■ DESCRIPTION OF THE TASK: Would you output the whole listing below, exactly as it reads?

======== RECORD LIST

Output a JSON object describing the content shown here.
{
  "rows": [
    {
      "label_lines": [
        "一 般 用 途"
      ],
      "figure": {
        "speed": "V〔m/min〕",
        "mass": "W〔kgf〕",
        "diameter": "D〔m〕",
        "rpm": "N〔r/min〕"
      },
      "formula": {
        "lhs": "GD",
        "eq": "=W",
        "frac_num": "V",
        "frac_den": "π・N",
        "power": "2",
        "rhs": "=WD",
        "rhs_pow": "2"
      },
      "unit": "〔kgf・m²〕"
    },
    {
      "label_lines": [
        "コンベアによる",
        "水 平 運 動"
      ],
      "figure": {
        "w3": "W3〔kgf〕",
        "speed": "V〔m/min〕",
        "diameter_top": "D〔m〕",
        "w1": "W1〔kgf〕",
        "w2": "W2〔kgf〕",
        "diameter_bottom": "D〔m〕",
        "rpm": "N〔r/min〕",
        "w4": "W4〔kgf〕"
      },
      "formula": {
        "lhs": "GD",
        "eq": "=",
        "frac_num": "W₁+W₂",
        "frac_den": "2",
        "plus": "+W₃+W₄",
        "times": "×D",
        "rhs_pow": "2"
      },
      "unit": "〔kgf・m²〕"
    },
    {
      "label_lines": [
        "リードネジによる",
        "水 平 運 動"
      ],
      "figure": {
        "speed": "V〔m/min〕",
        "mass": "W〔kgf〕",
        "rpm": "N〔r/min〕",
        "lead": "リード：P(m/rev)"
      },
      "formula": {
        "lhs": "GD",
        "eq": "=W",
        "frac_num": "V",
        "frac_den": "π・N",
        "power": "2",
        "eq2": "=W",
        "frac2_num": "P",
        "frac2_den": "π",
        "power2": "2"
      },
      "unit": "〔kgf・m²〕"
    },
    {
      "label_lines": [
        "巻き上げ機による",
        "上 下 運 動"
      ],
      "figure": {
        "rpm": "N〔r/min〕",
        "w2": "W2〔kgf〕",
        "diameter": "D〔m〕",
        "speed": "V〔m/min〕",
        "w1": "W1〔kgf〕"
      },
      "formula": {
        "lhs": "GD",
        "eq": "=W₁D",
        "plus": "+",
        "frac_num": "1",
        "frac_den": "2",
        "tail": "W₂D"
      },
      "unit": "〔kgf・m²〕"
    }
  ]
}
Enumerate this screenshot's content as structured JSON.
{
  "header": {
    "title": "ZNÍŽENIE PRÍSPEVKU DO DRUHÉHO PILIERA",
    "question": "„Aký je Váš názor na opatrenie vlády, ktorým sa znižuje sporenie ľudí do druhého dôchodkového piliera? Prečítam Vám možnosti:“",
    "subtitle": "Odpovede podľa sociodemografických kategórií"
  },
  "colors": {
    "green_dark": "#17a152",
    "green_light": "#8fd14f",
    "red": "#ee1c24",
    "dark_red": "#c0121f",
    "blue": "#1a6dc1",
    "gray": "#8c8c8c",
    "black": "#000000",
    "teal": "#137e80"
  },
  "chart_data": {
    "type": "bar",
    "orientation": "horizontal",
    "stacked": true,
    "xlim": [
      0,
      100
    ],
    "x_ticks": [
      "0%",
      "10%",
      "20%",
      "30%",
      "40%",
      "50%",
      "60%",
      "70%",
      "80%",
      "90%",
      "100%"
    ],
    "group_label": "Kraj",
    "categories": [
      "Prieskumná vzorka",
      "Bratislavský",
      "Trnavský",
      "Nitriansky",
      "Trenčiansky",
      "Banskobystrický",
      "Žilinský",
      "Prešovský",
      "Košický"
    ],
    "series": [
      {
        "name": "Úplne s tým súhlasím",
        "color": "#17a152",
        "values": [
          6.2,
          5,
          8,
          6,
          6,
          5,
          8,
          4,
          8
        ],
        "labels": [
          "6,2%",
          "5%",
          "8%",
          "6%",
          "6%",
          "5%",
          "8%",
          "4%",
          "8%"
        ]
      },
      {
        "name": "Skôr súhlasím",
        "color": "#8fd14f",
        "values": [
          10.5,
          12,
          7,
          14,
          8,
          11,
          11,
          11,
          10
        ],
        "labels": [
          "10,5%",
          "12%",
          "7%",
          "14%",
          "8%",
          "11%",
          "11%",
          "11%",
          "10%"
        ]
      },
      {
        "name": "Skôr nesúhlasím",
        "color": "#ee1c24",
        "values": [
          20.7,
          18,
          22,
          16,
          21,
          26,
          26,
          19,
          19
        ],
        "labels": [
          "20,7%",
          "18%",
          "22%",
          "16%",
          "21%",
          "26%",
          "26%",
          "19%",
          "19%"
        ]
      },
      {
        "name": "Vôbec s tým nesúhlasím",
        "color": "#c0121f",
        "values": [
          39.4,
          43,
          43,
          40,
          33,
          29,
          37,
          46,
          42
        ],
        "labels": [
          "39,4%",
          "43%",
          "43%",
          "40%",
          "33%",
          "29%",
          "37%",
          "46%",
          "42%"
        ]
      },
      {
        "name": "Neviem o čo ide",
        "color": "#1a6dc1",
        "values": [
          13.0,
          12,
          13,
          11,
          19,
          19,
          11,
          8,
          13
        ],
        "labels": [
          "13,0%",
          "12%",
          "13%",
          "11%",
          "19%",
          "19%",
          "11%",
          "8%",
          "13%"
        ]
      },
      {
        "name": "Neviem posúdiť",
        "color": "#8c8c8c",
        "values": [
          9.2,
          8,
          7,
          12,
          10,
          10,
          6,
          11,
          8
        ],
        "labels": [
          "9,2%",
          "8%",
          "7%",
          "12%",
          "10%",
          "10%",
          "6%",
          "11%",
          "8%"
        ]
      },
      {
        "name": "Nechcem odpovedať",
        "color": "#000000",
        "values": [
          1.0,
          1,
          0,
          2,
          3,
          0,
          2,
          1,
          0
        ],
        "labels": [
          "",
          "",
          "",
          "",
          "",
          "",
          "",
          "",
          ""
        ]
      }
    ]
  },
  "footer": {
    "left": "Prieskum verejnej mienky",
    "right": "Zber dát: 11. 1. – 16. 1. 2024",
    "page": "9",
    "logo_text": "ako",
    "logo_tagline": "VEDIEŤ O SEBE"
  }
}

================

■ ANSWER TO THIS EXERCISE:
Output a JSON object describing the content shown here.
{
  "rows": [
    {
      "label_lines": [
        "一 般 用 途"
      ],
      "figure": {
        "speed": "V〔m/min〕",
        "mass": "W〔kgf〕",
        "diameter": "D〔m〕",
        "rpm": "N〔r/min〕"
      },
      "formula": {
        "lhs": "GD",
        "eq": "=W",
        "frac_num": "V",
        "frac_den": "π・N",
        "power": "2",
        "rhs": "=WD",
        "rhs_pow": "2"
      },
      "unit": "〔kgf・m²〕"
    },
    {
      "label_lines": [
        "コンベアによる",
        "水 平 運 動"
      ],
      "figure": {
        "w3": "W3〔kgf〕",
        "speed": "V〔m/min〕",
        "diameter_top": "D〔m〕",
        "w1": "W1〔kgf〕",
        "w2": "W2〔kgf〕",
        "diameter_bottom": "D〔m〕",
        "rpm": "N〔r/min〕",
        "w4": "W4〔kgf〕"
      },
      "formula": {
        "lhs": "GD",
        "eq": "=",
        "frac_num": "W₁+W₂",
        "frac_den": "2",
        "plus": "+W₃+W₄",
        "times": "×D",
        "rhs_pow": "2"
      },
      "unit": "〔kgf・m²〕"
    },
    {
      "label_lines": [
        "リードネジによる",
        "水 平 運 動"
      ],
      "figure": {
        "speed": "V〔m/min〕",
        "mass": "W〔kgf〕",
        "rpm": "N〔r/min〕",
        "lead": "リード：P(m/rev)"
      },
      "formula": {
        "lhs": "GD",
        "eq": "=W",
        "frac_num": "V",
        "frac_den": "π・N",
        "power": "2",
        "eq2": "=W",
        "frac2_num": "P",
        "frac2_den": "π",
        "power2": "2"
      },
      "unit": "〔kgf・m²〕"
    },
    {
      "label_lines": [
        "巻き上げ機による",
        "上 下 運 動"
      ],
      "figure": {
        "rpm": "N〔r/min〕",
        "w2": "W2〔kgf〕",
        "diameter": "D〔m〕",
        "speed": "V〔m/min〕",
        "w1": "W1〔kgf〕"
      },
      "formula": {
        "lhs": "GD",
        "eq": "=W₁D",
        "plus": "+",
        "frac_num": "1",
        "frac_den": "2",
        "tail": "W₂D"
      },
      "unit": "〔kgf・m²〕"
    }
  ]
}
Enumerate this screenshot's content as structured JSON.
{
  "header": {
    "title": "ZNÍŽENIE PRÍSPEVKU DO DRUHÉHO PILIERA",
    "question": "„Aký je Váš názor na opatrenie vlády, ktorým sa znižuje sporenie ľudí do druhého dôchodkového piliera? Prečítam Vám možnosti:“",
    "subtitle": "Odpovede podľa sociodemografických kategórií"
  },
  "colors": {
    "green_dark": "#17a152",
    "green_light": "#8fd14f",
    "red": "#ee1c24",
    "dark_red": "#c0121f",
    "blue": "#1a6dc1",
    "gray": "#8c8c8c",
    "black": "#000000",
    "teal": "#137e80"
  },
  "chart_data": {
    "type": "bar",
    "orientation": "horizontal",
    "stacked": true,
    "xlim": [
      0,
      100
    ],
    "x_ticks": [
      "0%",
      "10%",
      "20%",
      "30%",
      "40%",
      "50%",
      "60%",
      "70%",
      "80%",
      "90%",
      "100%"
    ],
    "group_label": "Kraj",
    "categories": [
      "Prieskumná vzorka",
      "Bratislavský",
      "Trnavský",
      "Nitriansky",
      "Trenčiansky",
      "Banskobystrický",
      "Žilinský",
      "Prešovský",
      "Košický"
    ],
    "series": [
      {
        "name": "Úplne s tým súhlasím",
        "color": "#17a152",
        "values": [
          6.2,
          5,
          8,
          6,
          6,
          5,
          8,
          4,
          8
        ],
        "labels": [
          "6,2%",
          "5%",
          "8%",
          "6%",
          "6%",
          "5%",
          "8%",
          "4%",
          "8%"
        ]
      },
      {
        "name": "Skôr súhlasím",
        "color": "#8fd14f",
        "values": [
          10.5,
          12,
          7,
          14,
          8,
          11,
          11,
          11,
          10
        ],
        "labels": [
          "10,5%",
          "12%",
          "7%",
          "14%",
          "8%",
          "11%",
          "11%",
          "11%",
          "10%"
        ]
      },
      {
        "name": "Skôr nesúhlasím",
        "color": "#ee1c24",
        "values": [
          20.7,
          18,
          22,
          16,
          21,
          26,
          26,
          19,
          19
        ],
        "labels": [
          "20,7%",
          "18%",
          "22%",
          "16%",
          "21%",
          "26%",
          "26%",
          "19%",
          "19%"
        ]
      },
      {
        "name": "Vôbec s tým nesúhlasím",
        "color": "#c0121f",
        "values": [
          39.4,
          43,
          43,
          40,
          33,
          29,
          37,
          46,
          42
        ],
        "labels": [
          "39,4%",
          "43%",
          "43%",
          "40%",
          "33%",
          "29%",
          "37%",
          "46%",
          "42%"
        ]
      },
      {
        "name": "Neviem o čo ide",
        "color": "#1a6dc1",
        "values": [
          13.0,
          12,
          13,
          11,
          19,
          19,
          11,
          8,
          13
        ],
        "labels": [
          "13,0%",
          "12%",
          "13%",
          "11%",
          "19%",
          "19%",
          "11%",
          "8%",
          "13%"
        ]
      },
      {
        "name": "Neviem posúdiť",
        "color": "#8c8c8c",
        "values": [
          9.2,
          8,
          7,
          12,
          10,
          10,
          6,
          11,
          8
        ],
        "labels": [
          "9,2%",
          "8%",
          "7%",
          "12%",
          "10%",
          "10%",
          "6%",
          "11%",
          "8%"
        ]
      },
      {
        "name": "Nechcem odpovedať",
        "color": "#000000",
        "values": [
          1.0,
          1,
          0,
          2,
          3,
          0,
          2,
          1,
          0
        ],
        "labels": [
          "",
          "",
          "",
          "",
          "",
          "",
          "",
          "",
          ""
        ]
      }
    ]
  },
  "footer": {
    "left": "Prieskum verejnej mienky",
    "right": "Zber dát: 11. 1. – 16. 1. 2024",
    "page": "9",
    "logo_text": "ako",
    "logo_tagline": "VEDIEŤ O SEBE"
  }
}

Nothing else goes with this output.